[Excerpts from a figure dataset]
◇ ◇ ◇ ◇ ◇
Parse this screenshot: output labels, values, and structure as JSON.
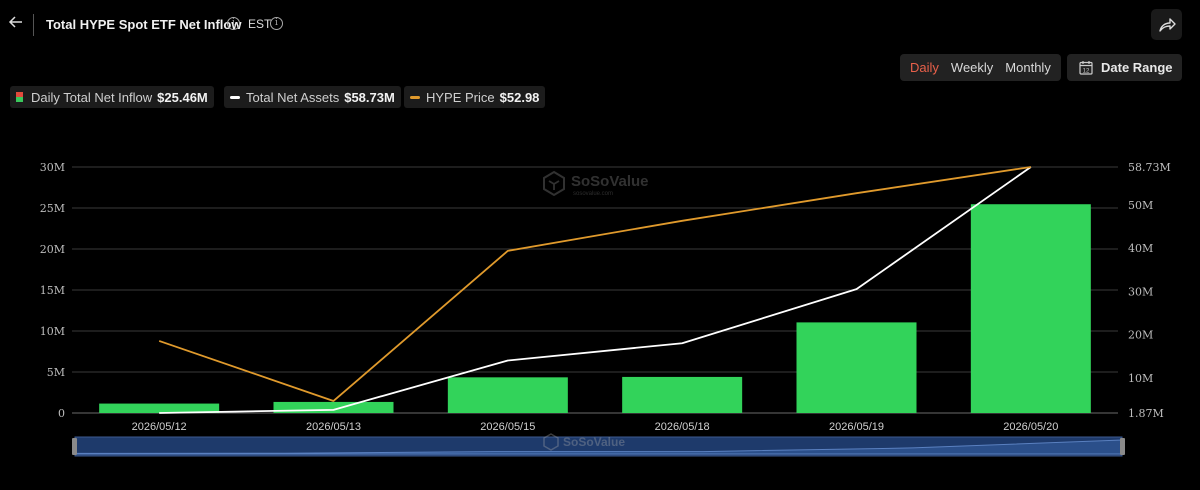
{
  "header": {
    "title": "Total HYPE Spot ETF Net Inflow",
    "timezone": "EST"
  },
  "period_tabs": [
    {
      "label": "Daily",
      "active": true
    },
    {
      "label": "Weekly",
      "active": false
    },
    {
      "label": "Monthly",
      "active": false
    }
  ],
  "date_range_label": "Date Range",
  "legend": [
    {
      "label": "Daily Total Net Inflow",
      "value": "$25.46M"
    },
    {
      "label": "Total Net Assets",
      "value": "$58.73M"
    },
    {
      "label": "HYPE Price",
      "value": "$52.98"
    }
  ],
  "watermark": {
    "brand": "SoSoValue",
    "site": "sosovalue.com"
  },
  "colors": {
    "bar": "#32d35a",
    "bar_negative": "#e24a3c",
    "net_assets_line": "#ffffff",
    "price_line": "#e09a2c",
    "active_tab": "#e8604a",
    "scroller": "#1e3a6b"
  },
  "chart_data": {
    "type": "bar",
    "title": "Total HYPE Spot ETF Net Inflow",
    "categories": [
      "2026/05/12",
      "2026/05/13",
      "2026/05/15",
      "2026/05/18",
      "2026/05/19",
      "2026/05/20"
    ],
    "series": [
      {
        "name": "Daily Total Net Inflow",
        "type": "bar",
        "axis": "left",
        "values": [
          1.15,
          1.35,
          4.35,
          4.4,
          11.05,
          25.46
        ]
      },
      {
        "name": "Total Net Assets",
        "type": "line",
        "axis": "right",
        "values": [
          1.87,
          2.6,
          14.0,
          18.0,
          30.5,
          58.73
        ]
      },
      {
        "name": "HYPE Price",
        "type": "line",
        "axis": "right_price",
        "values": [
          38.5,
          33.5,
          46.0,
          48.5,
          50.8,
          52.98
        ]
      }
    ],
    "left_axis": {
      "ticks": [
        "0",
        "5M",
        "10M",
        "15M",
        "20M",
        "25M",
        "30M"
      ],
      "tick_values": [
        0,
        5,
        10,
        15,
        20,
        25,
        30
      ],
      "range": [
        0,
        30
      ]
    },
    "right_axis": {
      "ticks": [
        "1.87M",
        "10M",
        "20M",
        "30M",
        "40M",
        "50M",
        "58.73M"
      ],
      "tick_values": [
        1.87,
        10,
        20,
        30,
        40,
        50,
        58.73
      ],
      "range": [
        1.87,
        58.73
      ]
    },
    "price_axis_range": [
      32.5,
      52.98
    ],
    "grid": true
  }
}
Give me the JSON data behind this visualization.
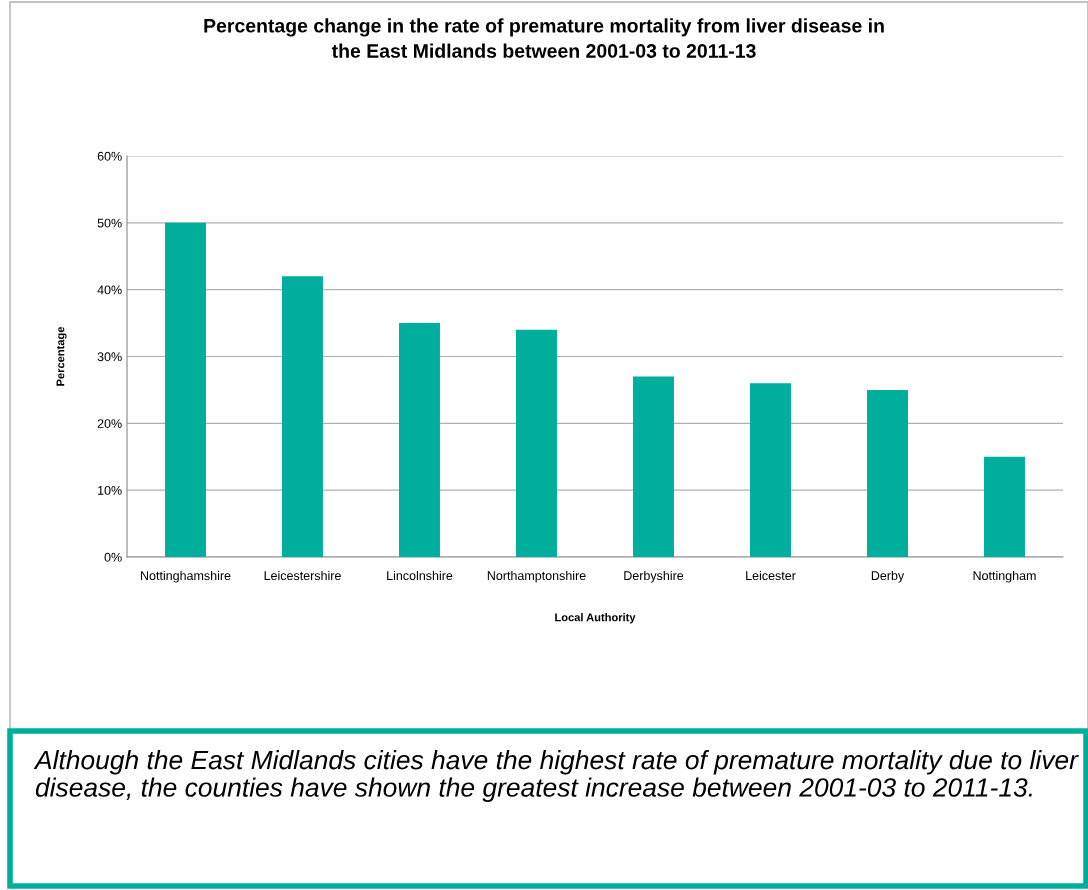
{
  "chart_data": {
    "type": "bar",
    "title": "Percentage change in the rate of premature mortality from liver disease in\nthe East Midlands between 2001-03 to 2011-13",
    "xlabel": "Local Authority",
    "ylabel": "Percentage",
    "categories": [
      "Nottinghamshire",
      "Leicestershire",
      "Lincolnshire",
      "Northamptonshire",
      "Derbyshire",
      "Leicester",
      "Derby",
      "Nottingham"
    ],
    "values": [
      50,
      42,
      35,
      34,
      27,
      26,
      25,
      15
    ],
    "color": "#00ae9e",
    "ylim": [
      0,
      60
    ],
    "yticks": [
      {
        "value": 0,
        "label": "0%"
      },
      {
        "value": 10,
        "label": "10%"
      },
      {
        "value": 20,
        "label": "20%"
      },
      {
        "value": 30,
        "label": "30%"
      },
      {
        "value": 40,
        "label": "40%"
      },
      {
        "value": 50,
        "label": "50%"
      },
      {
        "value": 60,
        "label": "60%"
      }
    ],
    "grid": "y",
    "legend": false,
    "annotations": [
      "Although the East Midlands cities have the highest rate of premature mortality due to liver disease, the counties have shown the greatest increase between 2001-03 to 2011-13."
    ]
  }
}
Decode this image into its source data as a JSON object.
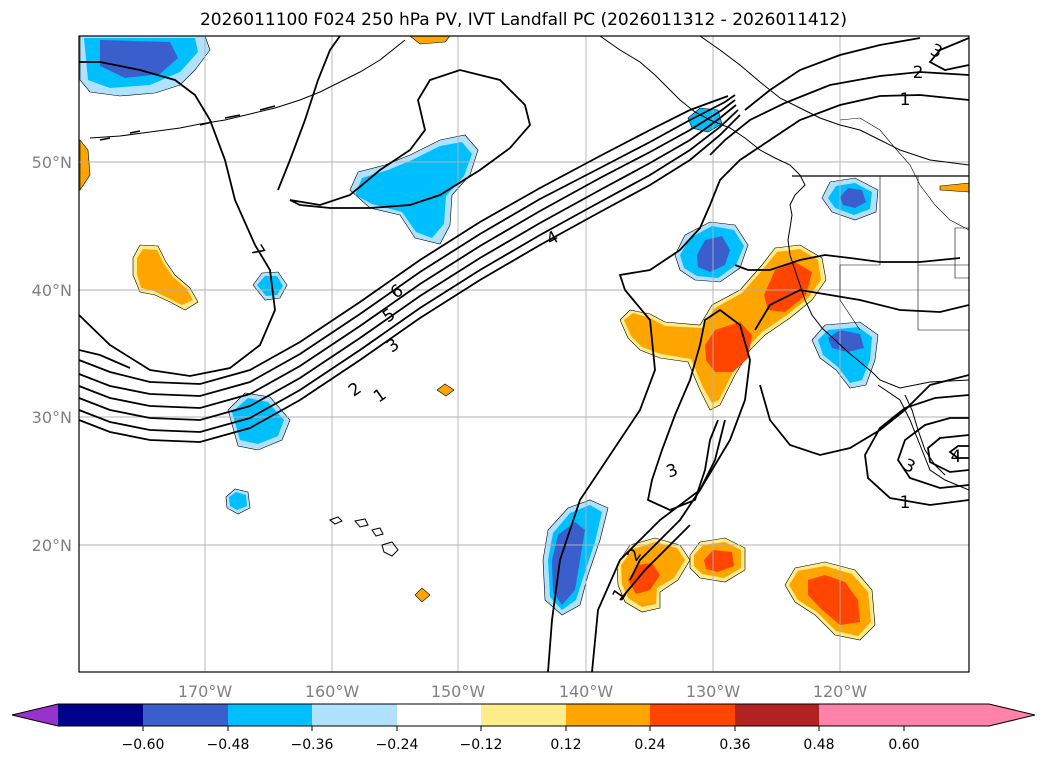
◇ ◇ ◇ ◇ ◇
** STATED PROBLEM **
Without including any pictures, print all of the material exactly as given.

** SOLUTION FOR THIS PROBLEM **
Parse this screenshot: output labels, values, and structure as JSON.
{
  "header": {
    "title": "Total HYPE Spot ETF Net Inflow",
    "timezone": "EST"
  },
  "period_tabs": [
    {
      "label": "Daily",
      "active": true
    },
    {
      "label": "Weekly",
      "active": false
    },
    {
      "label": "Monthly",
      "active": false
    }
  ],
  "date_range_label": "Date Range",
  "legend": [
    {
      "label": "Daily Total Net Inflow",
      "value": "$25.46M"
    },
    {
      "label": "Total Net Assets",
      "value": "$58.73M"
    },
    {
      "label": "HYPE Price",
      "value": "$52.98"
    }
  ],
  "watermark": {
    "brand": "SoSoValue",
    "site": "sosovalue.com"
  },
  "colors": {
    "bar": "#32d35a",
    "bar_negative": "#e24a3c",
    "net_assets_line": "#ffffff",
    "price_line": "#e09a2c",
    "active_tab": "#e8604a",
    "scroller": "#1e3a6b"
  },
  "chart_data": {
    "type": "bar",
    "title": "Total HYPE Spot ETF Net Inflow",
    "categories": [
      "2026/05/12",
      "2026/05/13",
      "2026/05/15",
      "2026/05/18",
      "2026/05/19",
      "2026/05/20"
    ],
    "series": [
      {
        "name": "Daily Total Net Inflow",
        "type": "bar",
        "axis": "left",
        "values": [
          1.15,
          1.35,
          4.35,
          4.4,
          11.05,
          25.46
        ]
      },
      {
        "name": "Total Net Assets",
        "type": "line",
        "axis": "right",
        "values": [
          1.87,
          2.6,
          14.0,
          18.0,
          30.5,
          58.73
        ]
      },
      {
        "name": "HYPE Price",
        "type": "line",
        "axis": "right_price",
        "values": [
          38.5,
          33.5,
          46.0,
          48.5,
          50.8,
          52.98
        ]
      }
    ],
    "left_axis": {
      "ticks": [
        "0",
        "5M",
        "10M",
        "15M",
        "20M",
        "25M",
        "30M"
      ],
      "tick_values": [
        0,
        5,
        10,
        15,
        20,
        25,
        30
      ],
      "range": [
        0,
        30
      ]
    },
    "right_axis": {
      "ticks": [
        "1.87M",
        "10M",
        "20M",
        "30M",
        "40M",
        "50M",
        "58.73M"
      ],
      "tick_values": [
        1.87,
        10,
        20,
        30,
        40,
        50,
        58.73
      ],
      "range": [
        1.87,
        58.73
      ]
    },
    "price_axis_range": [
      32.5,
      52.98
    ],
    "grid": true
  }
}
Give me the JSON data behind this visualization.
{
  "chart_data": {
    "type": "bar",
    "title": "Percentage change in the rate of premature mortality from liver disease in\nthe East Midlands between 2001-03 to 2011-13",
    "xlabel": "Local Authority",
    "ylabel": "Percentage",
    "categories": [
      "Nottinghamshire",
      "Leicestershire",
      "Lincolnshire",
      "Northamptonshire",
      "Derbyshire",
      "Leicester",
      "Derby",
      "Nottingham"
    ],
    "values": [
      50,
      42,
      35,
      34,
      27,
      26,
      25,
      15
    ],
    "color": "#00ae9e",
    "ylim": [
      0,
      60
    ],
    "yticks": [
      {
        "value": 0,
        "label": "0%"
      },
      {
        "value": 10,
        "label": "10%"
      },
      {
        "value": 20,
        "label": "20%"
      },
      {
        "value": 30,
        "label": "30%"
      },
      {
        "value": 40,
        "label": "40%"
      },
      {
        "value": 50,
        "label": "50%"
      },
      {
        "value": 60,
        "label": "60%"
      }
    ],
    "grid": "y",
    "legend": false,
    "annotations": [
      "Although the East Midlands cities have the highest rate of premature mortality due to liver disease, the counties have shown the greatest increase between 2001-03 to 2011-13."
    ]
  }
}
Decode this image into its source data as a JSON object.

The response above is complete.